• [Given request]:
Extract each line holding the word "SUSCRIPCIÓN" from the entries.
┄┄┄┄┄┄┄┄┄┄┄┄┄┄┄┄┄┄┄┄
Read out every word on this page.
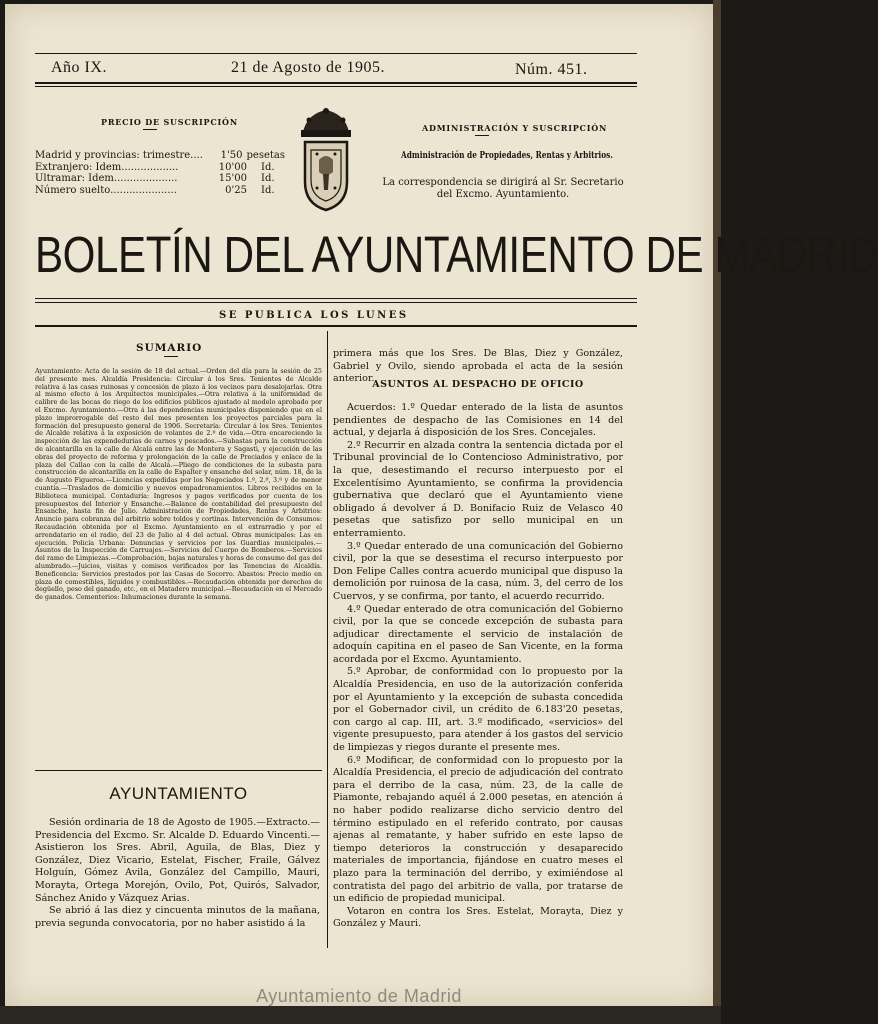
Año IX.	21 de Agosto de 1905.	Núm. 451.
PRECIO DE SUSCRIPCIÓN
Madrid y provincias: trimestre....	1'50 pesetas
Extranjero: Idem..................	10'00	Id.
Ultramar: Idem....................	15'00	Id.
Número suelto.....................	0'25	Id.
ADMINISTRACIÓN Y SUSCRIPCIÓN
Administración de Propiedades, Rentas y Arbitrios.
La correspondencia se dirigirá al Sr. Secretario del Excmo. Ayuntamiento.
BOLETÍN DEL AYUNTAMIENTO DE MADRID
SE PUBLICA LOS LUNES
SUMARIO
Ayuntamiento: Acta de la sesión de 18 del actual.—Orden del día para la sesión de 25 del presente mes. Alcaldía Presidencia: Circular á los Sres. Tenientes de Alcalde relativa á las casas ruinosas y concesión de plazo á los vecinos para desalojarlas. Otra al mismo efecto á los Arquitectos municipales.—Otra relativa á la uniformidad de calibre de las bocas de riego de los edificios públicos ajustado al modelo aprobado por el Excmo. Ayuntamiento.—Otra á las dependencias municipales disponiendo que en el plazo improrrogable del resto del mes presenten los proyectos parciales para la formación del presupuesto general de 1906. Secretaría: Circular á los Sres. Tenientes de Alcalde relativa á la exposición de volantes de 2.º de vida.—Otra encareciendo la inspección de las expendedurías de carnes y pescados.—Subastas para la construcción de alcantarilla en la calle de Alcalá entre las de Montera y Sagasti, y ejecución de las obras del proyecto de reforma y prolongación de la calle de Preciados y enlace de la plaza del Callao con la calle de Alcalá.—Pliego de condiciones de la subasta para construcción de alcantarilla en la calle de Espalter y ensanche del solar, núm. 18, de la de Augusto Figueroa.—Licencias expedidas por los Negociados 1.º, 2.º, 3.º y de menor cuantía.—Traslados de domicilio y nuevos empadronamientos. Libros recibidos en la Biblioteca municipal. Contaduría: Ingresos y pagos verificados por cuenta de los presupuestos del Interior y Ensanche.—Balance de contabilidad del presupuesto del Ensanche, hasta fin de Julio. Administración de Propiedades, Rentas y Arbitrios: Anuncio para cobranza del arbitrio sobre toldos y cortinas. Intervención de Consumos: Recaudación obtenida por el Excmo. Ayuntamiento en el extrarradio y por el arrendatario en el radio, del 23 de Julio al 4 del actual. Obras municipales: Las en ejecución. Policía Urbana: Denuncias y servicios por los Guardias municipales.—Asuntos de la Inspección de Carruajes.—Servicios del Cuerpo de Bomberos.—Servicios del ramo de Limpiezas.—Comprobación, bajas naturales y horas de consumo del gas del alumbrado.—Juicios, visitas y comisos verificados por las Tenencias de Alcaldía. Beneficencia: Servicios prestados por las Casas de Socorro. Abastos: Precio medio en plaza de comestibles, líquidos y combustibles.—Recaudación obtenida por derechos de degüello, peso del ganado, etc., en el Matadero municipal.—Recaudación en el Mercado de ganados. Cementerios: Inhumaciones durante la semana.
AYUNTAMIENTO

Sesión ordinaria de 18 de Agosto de 1905.—Extracto.—Presidencia del Excmo. Sr. Alcalde D. Eduardo Vincenti.—Asistieron los Sres. Abril, Aguila, de Blas, Diez y González, Diez Vicario, Estelat, Fischer, Fraile, Gálvez Holguín, Gómez Avila, González del Campillo, Mauri, Morayta, Ortega Morejón, Ovilo, Pot, Quirós, Salvador, Sánchez Anido y Vázquez Arias.

Se abrió á las diez y cincuenta minutos de la mañana, previa segunda convocatoria, por no haber asistido á la

primera más que los Sres. De Blas, Diez y González, Gabriel y Ovilo, siendo aprobada el acta de la sesión anterior.
ASUNTOS AL DESPACHO DE OFICIO

Acuerdos: 1.º Quedar enterado de la lista de asuntos pendientes de despacho de las Comisiones en 14 del actual, y dejarla á disposición de los Sres. Concejales.

2.º Recurrir en alzada contra la sentencia dictada por el Tribunal provincial de lo Contencioso Administrativo, por la que, desestimando el recurso interpuesto por el Excelentísimo Ayuntamiento, se confirma la providencia gubernativa que declaró que el Ayuntamiento viene obligado á devolver á D. Bonifacio Ruiz de Velasco 40 pesetas que satisfizo por sello municipal en un enterramiento.

3.º Quedar enterado de una comunicación del Gobierno civil, por la que se desestima el recurso interpuesto por Don Felipe Calles contra acuerdo municipal que dispuso la demolición por ruinosa de la casa, núm. 3, del cerro de los Cuervos, y se confirma, por tanto, el acuerdo recurrido.

4.º Quedar enterado de otra comunicación del Gobierno civil, por la que se concede excepción de subasta para adjudicar directamente el servicio de instalación de adoquín capitina en el paseo de San Vicente, en la forma acordada por el Excmo. Ayuntamiento.

5.º Aprobar, de conformidad con lo propuesto por la Alcaldía Presidencia, en uso de la autorización conferida por el Ayuntamiento y la excepción de subasta concedida por el Gobernador civil, un crédito de 6.183'20 pesetas, con cargo al cap. III, art. 3.º modificado, «servicios» del vigente presupuesto, para atender á los gastos del servicio de limpiezas y riegos durante el presente mes.

6.º Modificar, de conformidad con lo propuesto por la Alcaldía Presidencia, el precio de adjudicación del contrato para el derribo de la casa, núm. 23, de la calle de Piamonte, rebajando aquél á 2.000 pesetas, en atención á no haber podido realizarse dicho servicio dentro del término estipulado en el referido contrato, por causas ajenas al rematante, y haber sufrido en este lapso de tiempo deterioros la construcción y desaparecido materiales de importancia, fijándose en cuatro meses el plazo para la terminación del derribo, y eximiéndose al contratista del pago del arbitrio de valla, por tratarse de un edificio de propiedad municipal.

Votaron en contra los Sres. Estelat, Morayta, Diez y González y Mauri.

Ayuntamiento de Madrid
┄┄┄┄┄┄┄┄┄┄┄┄┄┄┄┄┄┄┄┄
• [Completed exercise]:
PRECIO DE SUSCRIPCIÓN
ADMINISTRACIÓN Y SUSCRIPCIÓN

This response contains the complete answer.